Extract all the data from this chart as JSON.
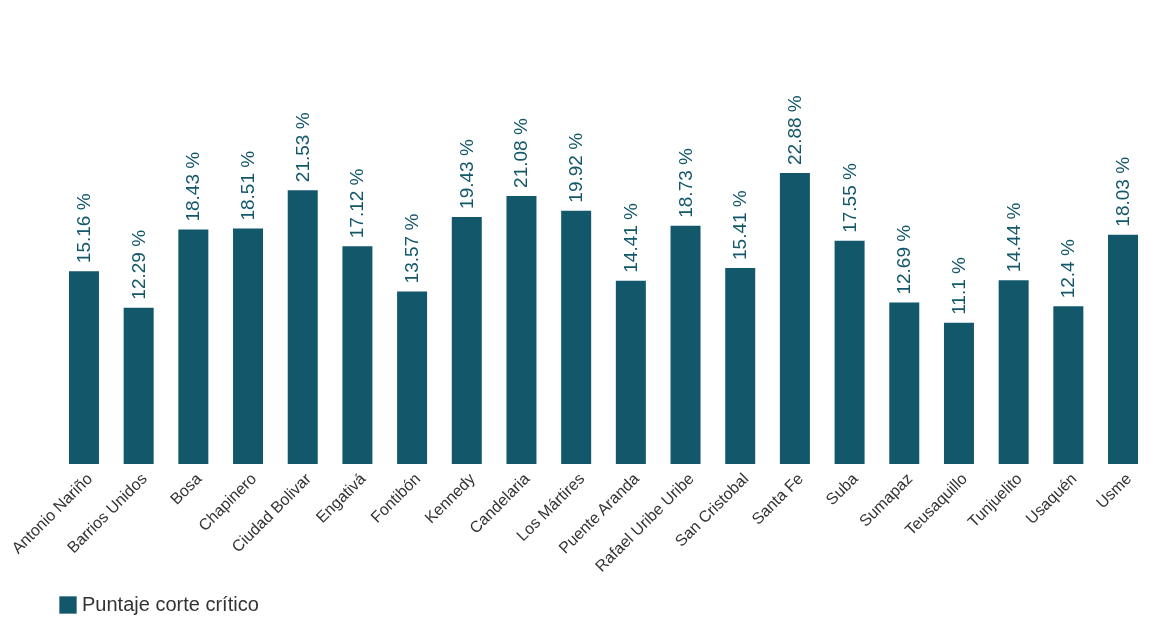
{
  "chart_data": {
    "type": "bar",
    "categories": [
      "Antonio Nariño",
      "Barrios Unidos",
      "Bosa",
      "Chapinero",
      "Ciudad Bolivar",
      "Engativá",
      "Fontibón",
      "Kennedy",
      "Candelaria",
      "Los Mártires",
      "Puente Aranda",
      "Rafael Uribe Uribe",
      "San Cristobal",
      "Santa Fe",
      "Suba",
      "Sumapaz",
      "Teusaquillo",
      "Tunjuelito",
      "Usaquén",
      "Usme"
    ],
    "series": [
      {
        "name": "Puntaje corte crítico",
        "color": "#13576a",
        "values": [
          15.16,
          12.29,
          18.43,
          18.51,
          21.53,
          17.12,
          13.57,
          19.43,
          21.08,
          19.92,
          14.41,
          18.73,
          15.41,
          22.88,
          17.55,
          12.69,
          11.1,
          14.44,
          12.4,
          18.03
        ],
        "value_labels": [
          "15.16 %",
          "12.29 %",
          "18.43 %",
          "18.51 %",
          "21.53 %",
          "17.12 %",
          "13.57 %",
          "19.43 %",
          "21.08 %",
          "19.92 %",
          "14.41 %",
          "18.73 %",
          "15.41 %",
          "22.88 %",
          "17.55 %",
          "12.69 %",
          "11.1 %",
          "14.44 %",
          "12.4 %",
          "18.03 %"
        ]
      }
    ],
    "legend": "bottom"
  }
}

----

• PROBLEM DESCRIPTION
Print every entry above again without changing a word, and omit the pictures.

• REPLY TO THE EXERCISE
Extract all the data from this chart as JSON.
{
  "chart_data": {
    "type": "bar",
    "categories": [
      "Antonio Nariño",
      "Barrios Unidos",
      "Bosa",
      "Chapinero",
      "Ciudad Bolivar",
      "Engativá",
      "Fontibón",
      "Kennedy",
      "Candelaria",
      "Los Mártires",
      "Puente Aranda",
      "Rafael Uribe Uribe",
      "San Cristobal",
      "Santa Fe",
      "Suba",
      "Sumapaz",
      "Teusaquillo",
      "Tunjuelito",
      "Usaquén",
      "Usme"
    ],
    "series": [
      {
        "name": "Puntaje corte crítico",
        "color": "#13576a",
        "values": [
          15.16,
          12.29,
          18.43,
          18.51,
          21.53,
          17.12,
          13.57,
          19.43,
          21.08,
          19.92,
          14.41,
          18.73,
          15.41,
          22.88,
          17.55,
          12.69,
          11.1,
          14.44,
          12.4,
          18.03
        ],
        "value_labels": [
          "15.16 %",
          "12.29 %",
          "18.43 %",
          "18.51 %",
          "21.53 %",
          "17.12 %",
          "13.57 %",
          "19.43 %",
          "21.08 %",
          "19.92 %",
          "14.41 %",
          "18.73 %",
          "15.41 %",
          "22.88 %",
          "17.55 %",
          "12.69 %",
          "11.1 %",
          "14.44 %",
          "12.4 %",
          "18.03 %"
        ]
      }
    ],
    "legend": "bottom"
  }
}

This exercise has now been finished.